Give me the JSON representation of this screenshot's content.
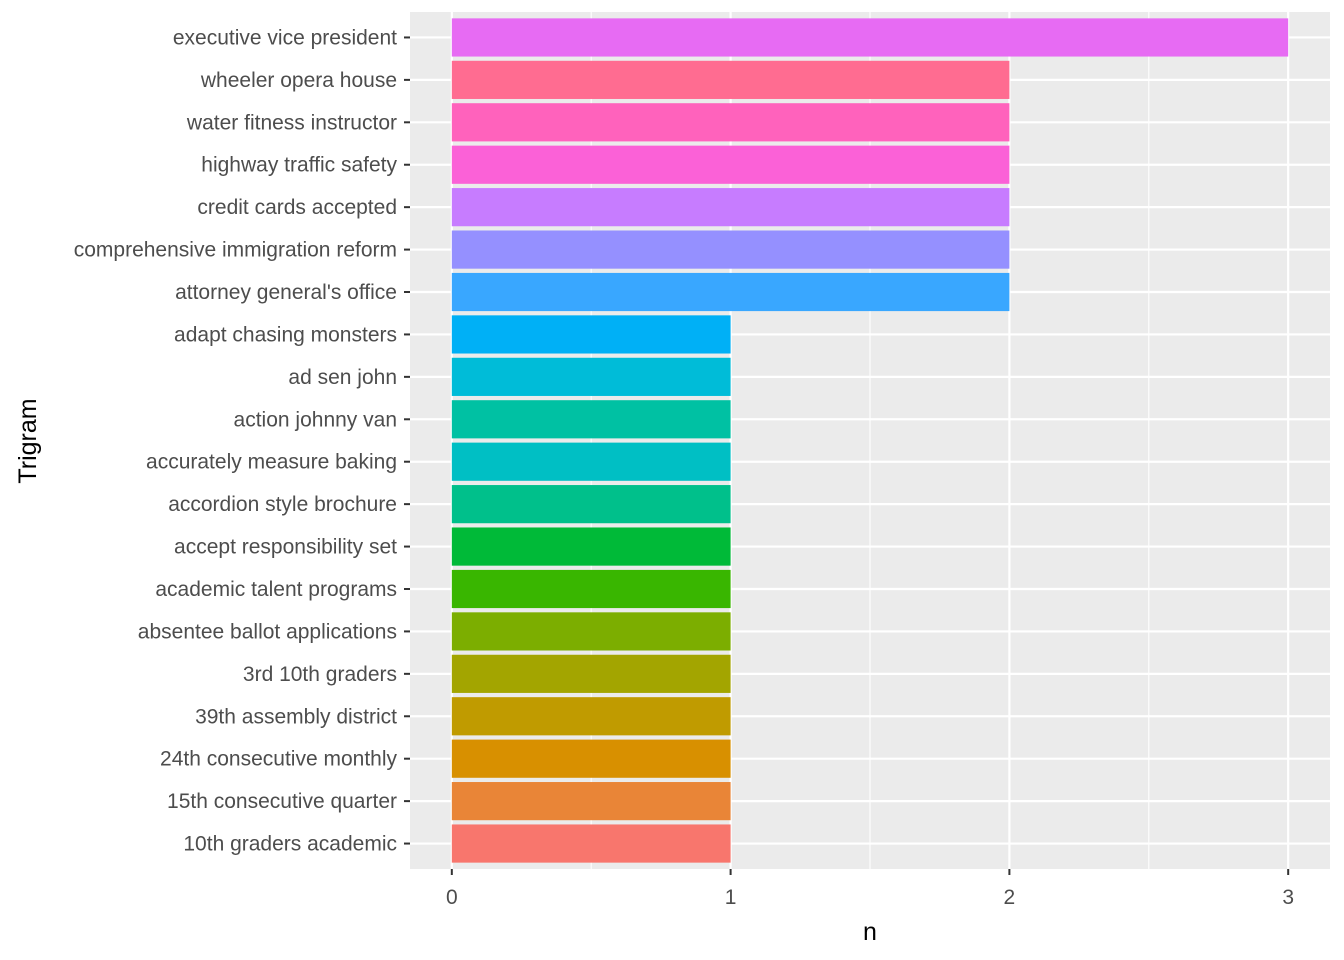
{
  "chart_data": {
    "type": "bar",
    "orientation": "horizontal",
    "xlabel": "n",
    "ylabel": "Trigram",
    "xlim": [
      -0.15,
      3.15
    ],
    "x_ticks": [
      0,
      1,
      2,
      3
    ],
    "grid": true,
    "legend": "none",
    "panel_background": "#ebebeb",
    "categories": [
      "executive vice president",
      "wheeler opera house",
      "water fitness instructor",
      "highway traffic safety",
      "credit cards accepted",
      "comprehensive immigration reform",
      "attorney general's office",
      "adapt chasing monsters",
      "ad sen john",
      "action johnny van",
      "accurately measure baking",
      "accordion style brochure",
      "accept responsibility set",
      "academic talent programs",
      "absentee ballot applications",
      "3rd 10th graders",
      "39th assembly district",
      "24th consecutive monthly",
      "15th consecutive quarter",
      "10th graders academic"
    ],
    "values": [
      3,
      2,
      2,
      2,
      2,
      2,
      2,
      1,
      1,
      1,
      1,
      1,
      1,
      1,
      1,
      1,
      1,
      1,
      1,
      1
    ],
    "colors": [
      "#E76BF3",
      "#FF6C91",
      "#FF62BC",
      "#FB61D7",
      "#C77CFF",
      "#9590FF",
      "#39A7FF",
      "#00B0F6",
      "#00BCD8",
      "#00C1A3",
      "#00BFC4",
      "#00C08B",
      "#00BA38",
      "#39B600",
      "#7CAE00",
      "#A3A500",
      "#C09B00",
      "#D89000",
      "#E98537",
      "#F8766D"
    ]
  }
}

::::

* What you have to do *
Set the data above down again exactly as given, with no pictures.

* The solution *
Give me the JSON representation of this screenshot's content.
{
  "chart_data": {
    "type": "bar",
    "orientation": "horizontal",
    "xlabel": "n",
    "ylabel": "Trigram",
    "xlim": [
      -0.15,
      3.15
    ],
    "x_ticks": [
      0,
      1,
      2,
      3
    ],
    "grid": true,
    "legend": "none",
    "panel_background": "#ebebeb",
    "categories": [
      "executive vice president",
      "wheeler opera house",
      "water fitness instructor",
      "highway traffic safety",
      "credit cards accepted",
      "comprehensive immigration reform",
      "attorney general's office",
      "adapt chasing monsters",
      "ad sen john",
      "action johnny van",
      "accurately measure baking",
      "accordion style brochure",
      "accept responsibility set",
      "academic talent programs",
      "absentee ballot applications",
      "3rd 10th graders",
      "39th assembly district",
      "24th consecutive monthly",
      "15th consecutive quarter",
      "10th graders academic"
    ],
    "values": [
      3,
      2,
      2,
      2,
      2,
      2,
      2,
      1,
      1,
      1,
      1,
      1,
      1,
      1,
      1,
      1,
      1,
      1,
      1,
      1
    ],
    "colors": [
      "#E76BF3",
      "#FF6C91",
      "#FF62BC",
      "#FB61D7",
      "#C77CFF",
      "#9590FF",
      "#39A7FF",
      "#00B0F6",
      "#00BCD8",
      "#00C1A3",
      "#00BFC4",
      "#00C08B",
      "#00BA38",
      "#39B600",
      "#7CAE00",
      "#A3A500",
      "#C09B00",
      "#D89000",
      "#E98537",
      "#F8766D"
    ]
  }
}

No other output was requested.